- INSTRUCTIONS TO FOLLOW -
Retype all the entries word for word, but omit the pictures.
[Start of DATA ROWS]
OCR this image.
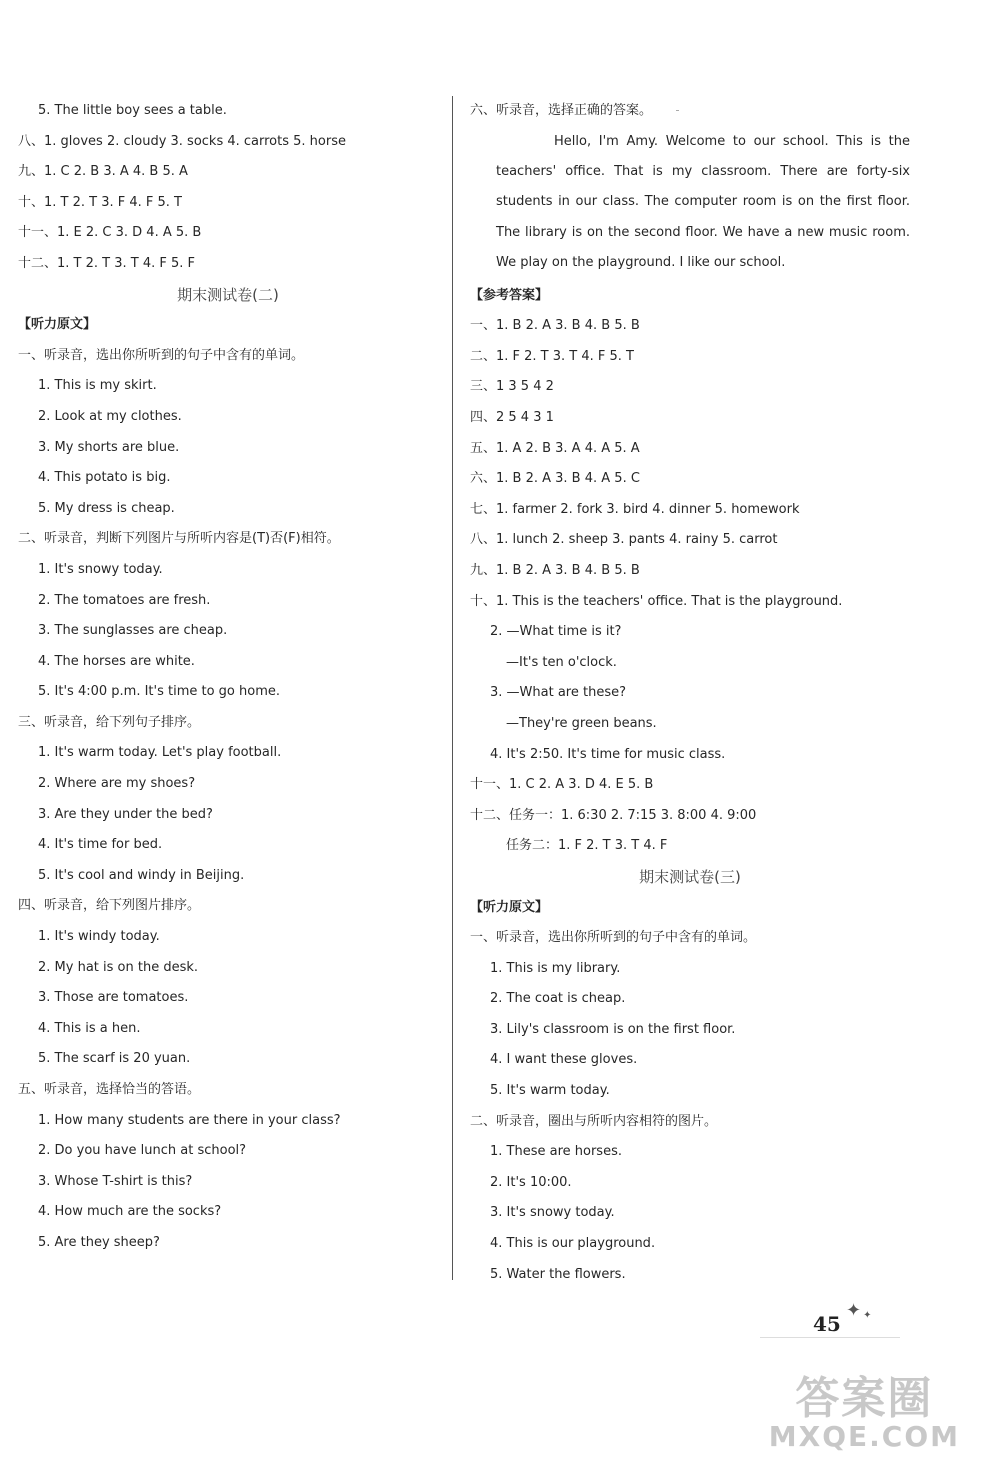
5. The little boy sees a table.
八、1. gloves 2. cloudy 3. socks 4. carrots 5. horse
九、1. C 2. B 3. A 4. B 5. A
十、1. T 2. T 3. F 4. F 5. T
十一、1. E 2. C 3. D 4. A 5. B
十二、1. T 2. T 3. T 4. F 5. F
期末测试卷(二)
【听力原文】
一、听录音，选出你所听到的句子中含有的单词。
1. This is my skirt.
2. Look at my clothes.
3. My shorts are blue.
4. This potato is big.
5. My dress is cheap.
二、听录音，判断下列图片与所听内容是(T)否(F)相符。
1. It's snowy today.
2. The tomatoes are fresh.
3. The sunglasses are cheap.
4. The horses are white.
5. It's 4:00 p.m. It's time to go home.
三、听录音，给下列句子排序。
1. It's warm today. Let's play football.
2. Where are my shoes?
3. Are they under the bed?
4. It's time for bed.
5. It's cool and windy in Beijing.
四、听录音，给下列图片排序。
1. It's windy today.
2. My hat is on the desk.
3. Those are tomatoes.
4. This is a hen.
5. The scarf is 20 yuan.
五、听录音，选择恰当的答语。
1. How many students are there in your class?
2. Do you have lunch at school?
3. Whose T-shirt is this?
4. How much are the socks?
5. Are they sheep?
六、听录音，选择正确的答案。
Hello, I'm Amy. Welcome to our school. This is the teachers' office. That is my classroom. There are forty-six students in our class. The computer room is on the first floor. The library is on the second floor. We have a new music room. We play on the playground. I like our school.
【参考答案】
一、1. B 2. A 3. B 4. B 5. B
二、1. F 2. T 3. T 4. F 5. T
三、1 3 5 4 2
四、2 5 4 3 1
五、1. A 2. B 3. A 4. A 5. A
六、1. B 2. A 3. B 4. A 5. C
七、1. farmer 2. fork 3. bird 4. dinner 5. homework
八、1. lunch 2. sheep 3. pants 4. rainy 5. carrot
九、1. B 2. A 3. B 4. B 5. B
十、1. This is the teachers' office. That is the playground.
2. —What time is it?
—It's ten o'clock.
3. —What are these?
—They're green beans.
4. It's 2:50. It's time for music class.
十一、1. C 2. A 3. D 4. E 5. B
十二、任务一：1. 6:30 2. 7:15 3. 8:00 4. 9:00
任务二：1. F 2. T 3. T 4. F
期末测试卷(三)
【听力原文】
一、听录音，选出你所听到的句子中含有的单词。
1. This is my library.
2. The coat is cheap.
3. Lily's classroom is on the first floor.
4. I want these gloves.
5. It's warm today.
二、听录音，圈出与所听内容相符的图片。
1. These are horses.
2. It's 10:00.
3. It's snowy today.
4. This is our playground.
5. Water the flowers.
45
✦ ✦
答案圈
MXQE.COM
[End of DATA ROWS]
- FINISHED ANSWER -
OCR this image.
5. The little boy sees a table.
八、1. gloves 2. cloudy 3. socks 4. carrots 5. horse
九、1. C 2. B 3. A 4. B 5. A
十、1. T 2. T 3. F 4. F 5. T
十一、1. E 2. C 3. D 4. A 5. B
十二、1. T 2. T 3. T 4. F 5. F
期末测试卷(二)
【听力原文】
一、听录音，选出你所听到的句子中含有的单词。
1. This is my skirt.
2. Look at my clothes.
3. My shorts are blue.
4. This potato is big.
5. My dress is cheap.
二、听录音，判断下列图片与所听内容是(T)否(F)相符。
1. It's snowy today.
2. The tomatoes are fresh.
3. The sunglasses are cheap.
4. The horses are white.
5. It's 4:00 p.m. It's time to go home.
三、听录音，给下列句子排序。
1. It's warm today. Let's play football.
2. Where are my shoes?
3. Are they under the bed?
4. It's time for bed.
5. It's cool and windy in Beijing.
四、听录音，给下列图片排序。
1. It's windy today.
2. My hat is on the desk.
3. Those are tomatoes.
4. This is a hen.
5. The scarf is 20 yuan.
五、听录音，选择恰当的答语。
1. How many students are there in your class?
2. Do you have lunch at school?
3. Whose T-shirt is this?
4. How much are the socks?
5. Are they sheep?
六、听录音，选择正确的答案。
Hello, I'm Amy. Welcome to our school. This is the teachers' office. That is my classroom. There are forty-six students in our class. The computer room is on the first floor. The library is on the second floor. We have a new music room. We play on the playground. I like our school.
【参考答案】
一、1. B 2. A 3. B 4. B 5. B
二、1. F 2. T 3. T 4. F 5. T
三、1 3 5 4 2
四、2 5 4 3 1
五、1. A 2. B 3. A 4. A 5. A
六、1. B 2. A 3. B 4. A 5. C
七、1. farmer 2. fork 3. bird 4. dinner 5. homework
八、1. lunch 2. sheep 3. pants 4. rainy 5. carrot
九、1. B 2. A 3. B 4. B 5. B
十、1. This is the teachers' office. That is the playground.
2. —What time is it?
—It's ten o'clock.
3. —What are these?
—They're green beans.
4. It's 2:50. It's time for music class.
十一、1. C 2. A 3. D 4. E 5. B
十二、任务一：1. 6:30 2. 7:15 3. 8:00 4. 9:00
任务二：1. F 2. T 3. T 4. F
期末测试卷(三)
【听力原文】
一、听录音，选出你所听到的句子中含有的单词。
1. This is my library.
2. The coat is cheap.
3. Lily's classroom is on the first floor.
4. I want these gloves.
5. It's warm today.
二、听录音，圈出与所听内容相符的图片。
1. These are horses.
2. It's 10:00.
3. It's snowy today.
4. This is our playground.
5. Water the flowers.
45
✦ ✦
答案圈
MXQE.COM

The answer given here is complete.